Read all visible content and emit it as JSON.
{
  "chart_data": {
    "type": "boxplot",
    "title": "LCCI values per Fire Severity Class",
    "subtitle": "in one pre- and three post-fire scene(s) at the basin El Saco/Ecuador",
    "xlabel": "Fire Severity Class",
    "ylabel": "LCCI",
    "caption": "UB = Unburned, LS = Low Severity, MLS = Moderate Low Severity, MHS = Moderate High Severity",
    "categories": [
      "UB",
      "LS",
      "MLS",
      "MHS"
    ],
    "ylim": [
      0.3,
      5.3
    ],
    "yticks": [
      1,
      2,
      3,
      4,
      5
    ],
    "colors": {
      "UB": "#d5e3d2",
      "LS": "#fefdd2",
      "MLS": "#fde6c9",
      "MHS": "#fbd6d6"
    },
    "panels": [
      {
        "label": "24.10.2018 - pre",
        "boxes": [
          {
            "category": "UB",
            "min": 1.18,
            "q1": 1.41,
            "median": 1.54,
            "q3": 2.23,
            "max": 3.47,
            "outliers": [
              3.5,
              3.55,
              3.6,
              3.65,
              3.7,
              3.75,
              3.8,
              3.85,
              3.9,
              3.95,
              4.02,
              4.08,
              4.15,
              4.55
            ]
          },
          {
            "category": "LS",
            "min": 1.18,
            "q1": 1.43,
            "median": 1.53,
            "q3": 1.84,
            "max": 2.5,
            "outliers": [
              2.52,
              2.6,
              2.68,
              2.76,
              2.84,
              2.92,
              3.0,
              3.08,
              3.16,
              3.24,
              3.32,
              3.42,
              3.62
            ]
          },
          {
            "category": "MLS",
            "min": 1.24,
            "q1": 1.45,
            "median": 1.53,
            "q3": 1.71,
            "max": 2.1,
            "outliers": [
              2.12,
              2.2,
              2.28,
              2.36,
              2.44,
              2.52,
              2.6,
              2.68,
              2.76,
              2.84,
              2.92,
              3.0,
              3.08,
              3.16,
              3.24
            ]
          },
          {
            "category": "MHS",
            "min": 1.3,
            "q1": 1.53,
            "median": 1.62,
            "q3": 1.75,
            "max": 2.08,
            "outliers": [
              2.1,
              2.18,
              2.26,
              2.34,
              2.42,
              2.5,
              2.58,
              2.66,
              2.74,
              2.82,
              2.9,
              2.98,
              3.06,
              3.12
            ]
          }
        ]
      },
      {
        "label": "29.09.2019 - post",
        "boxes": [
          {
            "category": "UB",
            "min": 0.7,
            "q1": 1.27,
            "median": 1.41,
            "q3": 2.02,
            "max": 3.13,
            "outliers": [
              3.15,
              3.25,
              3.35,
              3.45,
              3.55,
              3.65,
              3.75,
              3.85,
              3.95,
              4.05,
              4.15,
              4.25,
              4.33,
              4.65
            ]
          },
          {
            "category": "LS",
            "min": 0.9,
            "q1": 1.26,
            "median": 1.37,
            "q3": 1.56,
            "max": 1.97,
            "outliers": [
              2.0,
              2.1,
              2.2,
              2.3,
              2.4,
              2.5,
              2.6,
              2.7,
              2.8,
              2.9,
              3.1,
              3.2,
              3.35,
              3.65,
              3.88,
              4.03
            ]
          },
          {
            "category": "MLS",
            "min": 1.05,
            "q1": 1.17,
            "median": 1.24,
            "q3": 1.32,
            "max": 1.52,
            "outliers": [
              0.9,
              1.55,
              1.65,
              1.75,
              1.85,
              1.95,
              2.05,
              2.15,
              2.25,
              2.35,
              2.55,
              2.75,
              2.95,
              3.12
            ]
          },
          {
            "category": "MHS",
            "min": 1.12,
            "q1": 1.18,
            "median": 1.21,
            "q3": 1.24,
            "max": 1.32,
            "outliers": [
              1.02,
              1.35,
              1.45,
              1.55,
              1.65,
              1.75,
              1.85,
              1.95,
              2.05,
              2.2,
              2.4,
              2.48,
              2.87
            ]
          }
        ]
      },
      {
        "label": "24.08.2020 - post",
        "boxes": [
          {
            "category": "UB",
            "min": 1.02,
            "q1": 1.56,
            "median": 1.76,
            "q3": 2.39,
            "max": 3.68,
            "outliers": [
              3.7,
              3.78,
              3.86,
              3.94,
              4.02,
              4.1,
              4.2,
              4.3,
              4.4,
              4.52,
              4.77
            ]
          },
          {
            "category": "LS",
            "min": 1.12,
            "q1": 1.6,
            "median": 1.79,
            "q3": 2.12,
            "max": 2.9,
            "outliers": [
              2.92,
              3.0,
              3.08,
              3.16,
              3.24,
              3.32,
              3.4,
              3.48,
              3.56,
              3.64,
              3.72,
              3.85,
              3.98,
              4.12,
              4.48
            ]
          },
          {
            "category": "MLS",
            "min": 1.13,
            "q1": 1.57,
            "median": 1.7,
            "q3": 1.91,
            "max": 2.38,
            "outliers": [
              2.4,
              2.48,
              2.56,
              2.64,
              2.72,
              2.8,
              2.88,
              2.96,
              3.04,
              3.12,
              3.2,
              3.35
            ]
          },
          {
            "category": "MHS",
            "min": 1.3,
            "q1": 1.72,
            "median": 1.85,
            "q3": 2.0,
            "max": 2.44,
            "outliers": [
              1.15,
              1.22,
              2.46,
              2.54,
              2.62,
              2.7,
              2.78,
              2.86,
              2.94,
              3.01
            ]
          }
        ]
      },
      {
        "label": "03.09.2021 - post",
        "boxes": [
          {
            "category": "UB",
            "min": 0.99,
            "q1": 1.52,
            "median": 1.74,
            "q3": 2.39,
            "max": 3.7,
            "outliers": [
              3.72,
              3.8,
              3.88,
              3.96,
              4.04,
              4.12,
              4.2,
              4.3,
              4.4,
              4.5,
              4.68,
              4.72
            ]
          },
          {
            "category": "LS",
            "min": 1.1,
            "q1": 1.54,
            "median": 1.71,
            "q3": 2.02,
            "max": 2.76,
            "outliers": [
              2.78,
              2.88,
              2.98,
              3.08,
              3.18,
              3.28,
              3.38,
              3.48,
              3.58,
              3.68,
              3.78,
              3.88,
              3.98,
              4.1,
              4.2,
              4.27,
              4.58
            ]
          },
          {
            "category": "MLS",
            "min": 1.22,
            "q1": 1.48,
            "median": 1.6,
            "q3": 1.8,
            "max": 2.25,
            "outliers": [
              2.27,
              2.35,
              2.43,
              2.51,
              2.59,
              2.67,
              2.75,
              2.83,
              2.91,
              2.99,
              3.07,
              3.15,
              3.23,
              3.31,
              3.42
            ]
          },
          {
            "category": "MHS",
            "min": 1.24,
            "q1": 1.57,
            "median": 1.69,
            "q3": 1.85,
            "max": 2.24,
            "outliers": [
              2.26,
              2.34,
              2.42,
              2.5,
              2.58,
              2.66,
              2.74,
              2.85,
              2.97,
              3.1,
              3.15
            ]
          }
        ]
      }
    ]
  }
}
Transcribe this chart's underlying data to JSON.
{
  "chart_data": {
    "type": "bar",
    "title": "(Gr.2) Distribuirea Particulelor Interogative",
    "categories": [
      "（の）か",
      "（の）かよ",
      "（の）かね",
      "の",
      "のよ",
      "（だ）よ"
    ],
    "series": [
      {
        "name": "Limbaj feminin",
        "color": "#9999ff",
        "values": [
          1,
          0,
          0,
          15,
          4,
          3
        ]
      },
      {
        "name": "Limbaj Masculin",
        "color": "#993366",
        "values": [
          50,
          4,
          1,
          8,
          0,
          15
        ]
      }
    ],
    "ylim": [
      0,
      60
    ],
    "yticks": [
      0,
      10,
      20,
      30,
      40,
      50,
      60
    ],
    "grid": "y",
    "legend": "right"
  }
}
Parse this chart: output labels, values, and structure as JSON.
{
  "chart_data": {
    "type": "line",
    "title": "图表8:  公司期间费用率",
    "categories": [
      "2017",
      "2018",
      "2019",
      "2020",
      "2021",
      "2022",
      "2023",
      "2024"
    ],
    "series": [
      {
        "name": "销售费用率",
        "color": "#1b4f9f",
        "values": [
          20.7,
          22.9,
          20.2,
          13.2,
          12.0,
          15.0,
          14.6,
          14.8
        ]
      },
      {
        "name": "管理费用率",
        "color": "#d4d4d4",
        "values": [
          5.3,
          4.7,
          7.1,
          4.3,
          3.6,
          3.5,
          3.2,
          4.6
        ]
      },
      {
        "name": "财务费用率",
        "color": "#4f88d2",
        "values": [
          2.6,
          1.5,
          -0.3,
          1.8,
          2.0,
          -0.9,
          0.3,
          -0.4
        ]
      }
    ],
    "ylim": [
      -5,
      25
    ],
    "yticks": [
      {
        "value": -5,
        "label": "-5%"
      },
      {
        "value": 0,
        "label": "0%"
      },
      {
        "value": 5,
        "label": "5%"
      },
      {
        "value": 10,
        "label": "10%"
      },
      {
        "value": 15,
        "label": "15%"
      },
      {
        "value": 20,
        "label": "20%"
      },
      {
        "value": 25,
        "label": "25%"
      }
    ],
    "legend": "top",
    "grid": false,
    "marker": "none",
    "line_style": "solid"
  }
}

## [Written request]
Give back exactly the lines that run from the line with "Parse this chart: output" through the close of the material, counting both ends, and nothing more.

## [Solved problem]
Parse this chart: output labels, values, and structure as JSON.
{
  "chart_data": {
    "type": "line",
    "title": "图表8:  公司期间费用率",
    "categories": [
      "2017",
      "2018",
      "2019",
      "2020",
      "2021",
      "2022",
      "2023",
      "2024"
    ],
    "series": [
      {
        "name": "销售费用率",
        "color": "#1b4f9f",
        "values": [
          20.7,
          22.9,
          20.2,
          13.2,
          12.0,
          15.0,
          14.6,
          14.8
        ]
      },
      {
        "name": "管理费用率",
        "color": "#d4d4d4",
        "values": [
          5.3,
          4.7,
          7.1,
          4.3,
          3.6,
          3.5,
          3.2,
          4.6
        ]
      },
      {
        "name": "财务费用率",
        "color": "#4f88d2",
        "values": [
          2.6,
          1.5,
          -0.3,
          1.8,
          2.0,
          -0.9,
          0.3,
          -0.4
        ]
      }
    ],
    "ylim": [
      -5,
      25
    ],
    "yticks": [
      {
        "value": -5,
        "label": "-5%"
      },
      {
        "value": 0,
        "label": "0%"
      },
      {
        "value": 5,
        "label": "5%"
      },
      {
        "value": 10,
        "label": "10%"
      },
      {
        "value": 15,
        "label": "15%"
      },
      {
        "value": 20,
        "label": "20%"
      },
      {
        "value": 25,
        "label": "25%"
      }
    ],
    "legend": "top",
    "grid": false,
    "marker": "none",
    "line_style": "solid"
  }
}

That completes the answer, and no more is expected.